Recorded data:
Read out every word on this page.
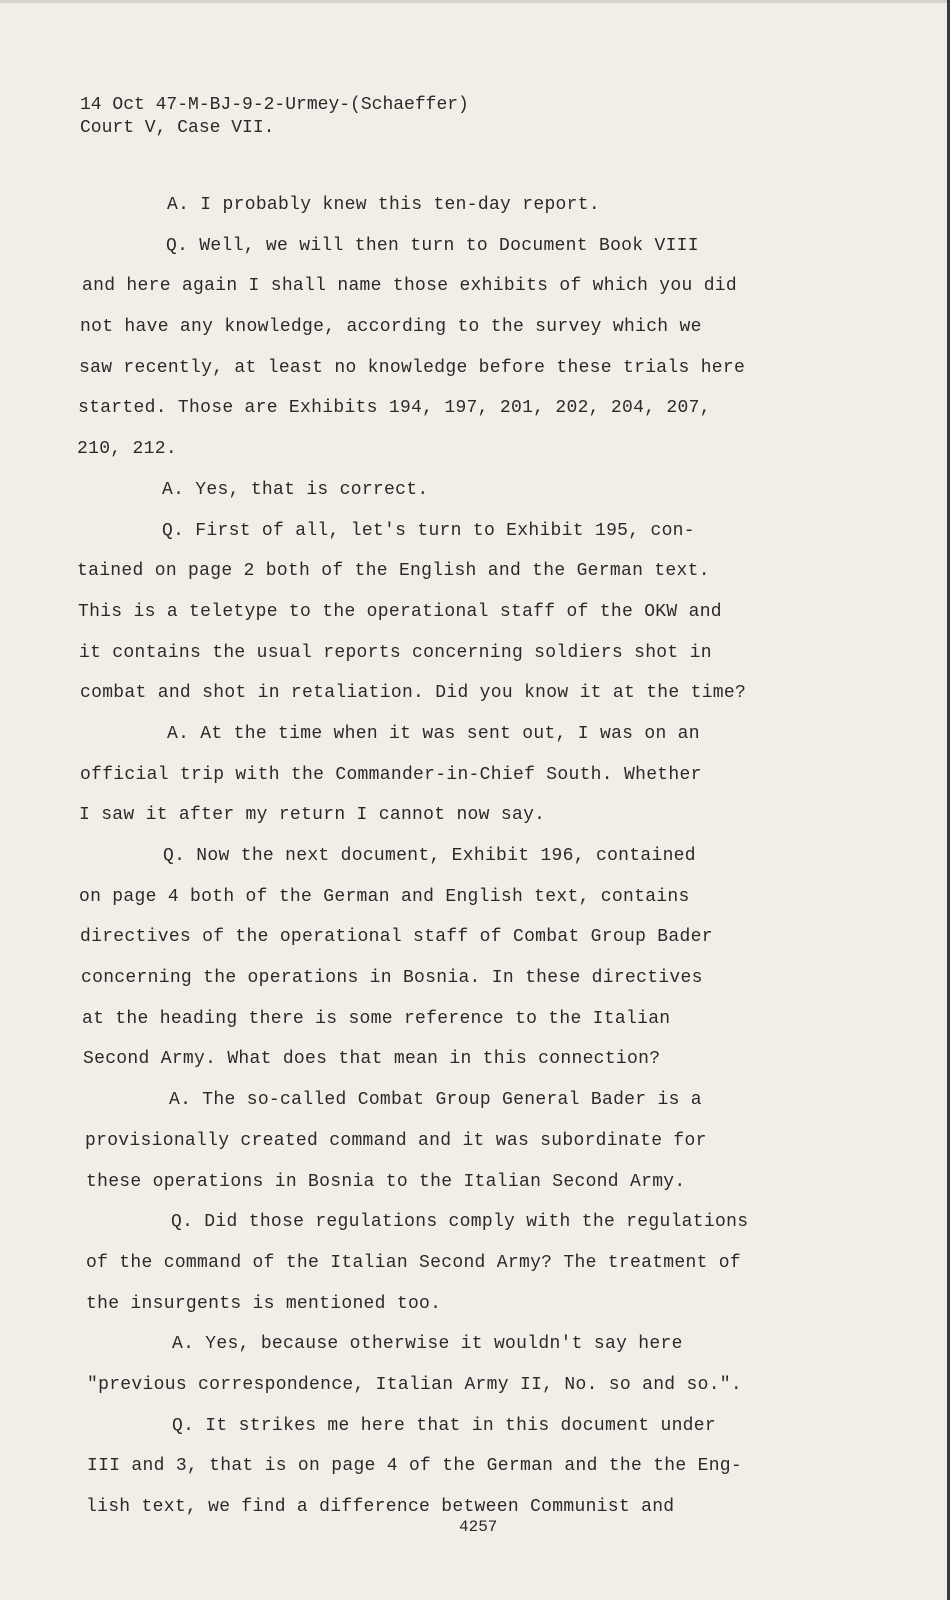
14 Oct 47-M-BJ-9-2-Urmey-(Schaeffer)
Court V, Case VII.
A. I probably knew this ten-day report.
Q. Well, we will then turn to Document Book VIII
and here again I shall name those exhibits of which you did
not have any knowledge, according to the survey which we
saw recently, at least no knowledge before these trials here
started. Those are Exhibits 194, 197, 201, 202, 204, 207,
210, 212.
A. Yes, that is correct.
Q. First of all, let's turn to Exhibit 195, con-
tained on page 2 both of the English and the German text.
This is a teletype to the operational staff of the OKW and
it contains the usual reports concerning soldiers shot in
combat and shot in retaliation. Did you know it at the time?
A. At the time when it was sent out, I was on an
official trip with the Commander-in-Chief South. Whether
I saw it after my return I cannot now say.
Q. Now the next document, Exhibit 196, contained
on page 4 both of the German and English text, contains
directives of the operational staff of Combat Group Bader
concerning the operations in Bosnia. In these directives
at the heading there is some reference to the Italian
Second Army. What does that mean in this connection?
A. The so-called Combat Group General Bader is a
provisionally created command and it was subordinate for
these operations in Bosnia to the Italian Second Army.
Q. Did those regulations comply with the regulations
of the command of the Italian Second Army? The treatment of
the insurgents is mentioned too.
A. Yes, because otherwise it wouldn't say here
"previous correspondence, Italian Army II, No. so and so.".
Q. It strikes me here that in this document under
III and 3, that is on page 4 of the German and the the Eng-
lish text, we find a difference between Communist and
4257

Short problem: Go through the records and copy each line with "English" in it.

Answer to the problem:
tained on page 2 both of the English and the German text.
on page 4 both of the German and English text, contains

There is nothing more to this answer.